--- Exercise description ---
Copy out the lines that have "Musik" in them.

--- Entries supplied ---
+ + + + + + +
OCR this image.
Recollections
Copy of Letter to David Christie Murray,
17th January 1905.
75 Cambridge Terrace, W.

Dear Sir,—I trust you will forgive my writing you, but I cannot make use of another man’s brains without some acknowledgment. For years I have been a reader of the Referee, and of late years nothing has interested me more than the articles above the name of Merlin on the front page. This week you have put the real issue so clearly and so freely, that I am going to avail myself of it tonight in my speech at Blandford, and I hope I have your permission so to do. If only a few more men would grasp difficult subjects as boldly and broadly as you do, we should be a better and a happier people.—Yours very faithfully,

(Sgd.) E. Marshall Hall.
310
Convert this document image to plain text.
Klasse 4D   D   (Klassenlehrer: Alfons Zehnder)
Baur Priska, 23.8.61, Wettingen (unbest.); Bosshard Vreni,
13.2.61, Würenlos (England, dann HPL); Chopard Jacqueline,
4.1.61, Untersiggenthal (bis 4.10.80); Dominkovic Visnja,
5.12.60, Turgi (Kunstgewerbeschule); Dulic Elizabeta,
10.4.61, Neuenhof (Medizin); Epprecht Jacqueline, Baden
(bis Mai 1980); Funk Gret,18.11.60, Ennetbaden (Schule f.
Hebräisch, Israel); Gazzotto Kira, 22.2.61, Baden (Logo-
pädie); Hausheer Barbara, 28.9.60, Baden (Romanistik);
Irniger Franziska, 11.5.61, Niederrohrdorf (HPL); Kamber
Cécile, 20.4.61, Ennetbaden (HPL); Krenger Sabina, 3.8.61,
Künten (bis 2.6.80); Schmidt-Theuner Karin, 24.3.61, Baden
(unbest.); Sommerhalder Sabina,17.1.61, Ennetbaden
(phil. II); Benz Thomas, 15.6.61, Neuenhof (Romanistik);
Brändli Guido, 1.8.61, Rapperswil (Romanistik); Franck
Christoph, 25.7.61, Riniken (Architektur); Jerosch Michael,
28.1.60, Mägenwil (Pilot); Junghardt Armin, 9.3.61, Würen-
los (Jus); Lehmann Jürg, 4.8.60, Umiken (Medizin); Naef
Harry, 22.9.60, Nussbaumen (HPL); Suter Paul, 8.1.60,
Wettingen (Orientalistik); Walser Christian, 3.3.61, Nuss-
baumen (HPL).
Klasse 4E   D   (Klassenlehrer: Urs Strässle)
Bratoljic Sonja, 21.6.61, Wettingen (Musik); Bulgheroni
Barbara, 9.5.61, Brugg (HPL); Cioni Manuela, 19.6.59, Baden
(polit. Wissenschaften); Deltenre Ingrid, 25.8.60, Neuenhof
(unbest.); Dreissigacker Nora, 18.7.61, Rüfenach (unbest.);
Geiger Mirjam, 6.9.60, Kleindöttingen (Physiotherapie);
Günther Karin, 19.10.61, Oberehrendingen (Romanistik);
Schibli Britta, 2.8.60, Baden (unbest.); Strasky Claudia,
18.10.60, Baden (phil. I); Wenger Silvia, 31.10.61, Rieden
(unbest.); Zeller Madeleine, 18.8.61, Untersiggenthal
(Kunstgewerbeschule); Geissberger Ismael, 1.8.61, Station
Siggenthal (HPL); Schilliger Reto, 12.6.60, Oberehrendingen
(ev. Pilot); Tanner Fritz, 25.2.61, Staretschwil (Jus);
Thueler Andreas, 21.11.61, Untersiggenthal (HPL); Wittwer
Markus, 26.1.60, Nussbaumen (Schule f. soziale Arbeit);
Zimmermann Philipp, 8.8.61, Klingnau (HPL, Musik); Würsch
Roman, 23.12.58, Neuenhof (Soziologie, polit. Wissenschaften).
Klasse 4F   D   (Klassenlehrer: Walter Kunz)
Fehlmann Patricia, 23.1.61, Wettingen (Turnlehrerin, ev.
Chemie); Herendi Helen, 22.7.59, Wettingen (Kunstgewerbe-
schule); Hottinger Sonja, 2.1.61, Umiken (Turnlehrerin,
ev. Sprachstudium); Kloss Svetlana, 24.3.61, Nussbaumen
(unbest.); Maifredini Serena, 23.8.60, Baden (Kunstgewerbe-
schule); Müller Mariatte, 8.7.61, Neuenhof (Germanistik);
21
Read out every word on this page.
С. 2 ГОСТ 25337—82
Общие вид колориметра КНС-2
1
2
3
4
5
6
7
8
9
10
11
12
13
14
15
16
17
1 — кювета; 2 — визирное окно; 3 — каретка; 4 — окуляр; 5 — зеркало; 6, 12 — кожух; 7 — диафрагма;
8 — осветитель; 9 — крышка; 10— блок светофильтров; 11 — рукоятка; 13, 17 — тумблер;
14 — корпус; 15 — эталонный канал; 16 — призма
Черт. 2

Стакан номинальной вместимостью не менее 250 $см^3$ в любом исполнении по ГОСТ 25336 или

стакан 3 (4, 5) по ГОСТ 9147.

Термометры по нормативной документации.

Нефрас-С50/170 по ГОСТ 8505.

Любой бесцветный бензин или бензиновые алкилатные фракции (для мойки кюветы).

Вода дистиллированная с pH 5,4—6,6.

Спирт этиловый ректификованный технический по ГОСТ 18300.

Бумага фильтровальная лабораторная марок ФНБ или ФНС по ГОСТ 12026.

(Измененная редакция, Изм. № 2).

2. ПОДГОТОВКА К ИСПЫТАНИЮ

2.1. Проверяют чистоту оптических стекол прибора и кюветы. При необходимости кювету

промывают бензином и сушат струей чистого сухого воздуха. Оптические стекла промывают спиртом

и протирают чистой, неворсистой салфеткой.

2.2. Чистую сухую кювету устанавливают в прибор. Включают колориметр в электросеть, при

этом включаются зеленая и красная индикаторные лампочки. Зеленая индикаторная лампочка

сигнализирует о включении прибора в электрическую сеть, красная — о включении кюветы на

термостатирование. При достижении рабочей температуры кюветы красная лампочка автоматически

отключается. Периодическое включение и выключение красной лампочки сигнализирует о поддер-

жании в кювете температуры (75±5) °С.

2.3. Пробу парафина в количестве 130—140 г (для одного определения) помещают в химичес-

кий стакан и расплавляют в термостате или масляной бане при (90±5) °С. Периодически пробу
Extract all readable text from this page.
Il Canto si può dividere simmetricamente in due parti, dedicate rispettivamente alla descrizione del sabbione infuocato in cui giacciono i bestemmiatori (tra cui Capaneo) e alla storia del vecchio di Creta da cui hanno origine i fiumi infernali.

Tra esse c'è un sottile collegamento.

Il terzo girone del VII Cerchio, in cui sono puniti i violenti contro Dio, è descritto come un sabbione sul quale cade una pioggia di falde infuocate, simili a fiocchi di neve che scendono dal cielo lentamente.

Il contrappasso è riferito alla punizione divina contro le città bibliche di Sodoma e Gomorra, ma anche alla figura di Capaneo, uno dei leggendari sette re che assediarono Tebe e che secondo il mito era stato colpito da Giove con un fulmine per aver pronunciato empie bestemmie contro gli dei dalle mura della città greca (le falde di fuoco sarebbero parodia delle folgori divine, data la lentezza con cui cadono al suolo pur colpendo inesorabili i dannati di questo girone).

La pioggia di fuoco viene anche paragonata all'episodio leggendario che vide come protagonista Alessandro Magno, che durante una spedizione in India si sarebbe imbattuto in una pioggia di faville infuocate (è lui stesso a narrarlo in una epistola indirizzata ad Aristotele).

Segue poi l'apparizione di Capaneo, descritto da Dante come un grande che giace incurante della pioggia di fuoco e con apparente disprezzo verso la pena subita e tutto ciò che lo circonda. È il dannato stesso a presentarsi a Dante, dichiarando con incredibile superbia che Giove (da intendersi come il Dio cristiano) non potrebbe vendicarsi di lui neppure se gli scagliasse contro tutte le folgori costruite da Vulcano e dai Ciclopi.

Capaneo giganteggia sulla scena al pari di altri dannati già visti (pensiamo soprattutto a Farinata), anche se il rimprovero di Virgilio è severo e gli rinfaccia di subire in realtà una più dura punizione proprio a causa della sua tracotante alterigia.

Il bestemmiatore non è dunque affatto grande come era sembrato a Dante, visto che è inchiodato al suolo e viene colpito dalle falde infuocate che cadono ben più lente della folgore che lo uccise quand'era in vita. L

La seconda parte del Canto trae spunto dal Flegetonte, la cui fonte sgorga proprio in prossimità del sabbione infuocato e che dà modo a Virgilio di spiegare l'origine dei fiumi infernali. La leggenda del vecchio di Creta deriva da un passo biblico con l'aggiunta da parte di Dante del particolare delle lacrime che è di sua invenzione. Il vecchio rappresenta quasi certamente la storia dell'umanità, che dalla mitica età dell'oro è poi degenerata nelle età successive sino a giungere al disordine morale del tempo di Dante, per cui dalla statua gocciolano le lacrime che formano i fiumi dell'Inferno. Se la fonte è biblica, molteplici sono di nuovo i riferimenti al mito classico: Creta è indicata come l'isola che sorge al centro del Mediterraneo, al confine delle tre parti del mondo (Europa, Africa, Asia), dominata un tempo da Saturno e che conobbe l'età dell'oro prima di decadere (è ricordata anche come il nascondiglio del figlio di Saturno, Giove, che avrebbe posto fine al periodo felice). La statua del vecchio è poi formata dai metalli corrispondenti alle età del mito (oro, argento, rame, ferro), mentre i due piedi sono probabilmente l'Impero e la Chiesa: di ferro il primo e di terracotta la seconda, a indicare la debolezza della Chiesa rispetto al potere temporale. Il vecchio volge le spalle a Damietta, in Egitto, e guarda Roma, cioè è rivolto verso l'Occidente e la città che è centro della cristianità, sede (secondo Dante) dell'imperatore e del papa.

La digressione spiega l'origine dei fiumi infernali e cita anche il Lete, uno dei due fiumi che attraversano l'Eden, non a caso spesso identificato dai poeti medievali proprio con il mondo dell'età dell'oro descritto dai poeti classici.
+ + + + + + +
--- Solution for this task ---
Bratoljic Sonja, 21.6.61, Wettingen (Musik); Bulgheroni
Zimmermann Philipp, 8.8.61, Klingnau (HPL, Musik); Würsch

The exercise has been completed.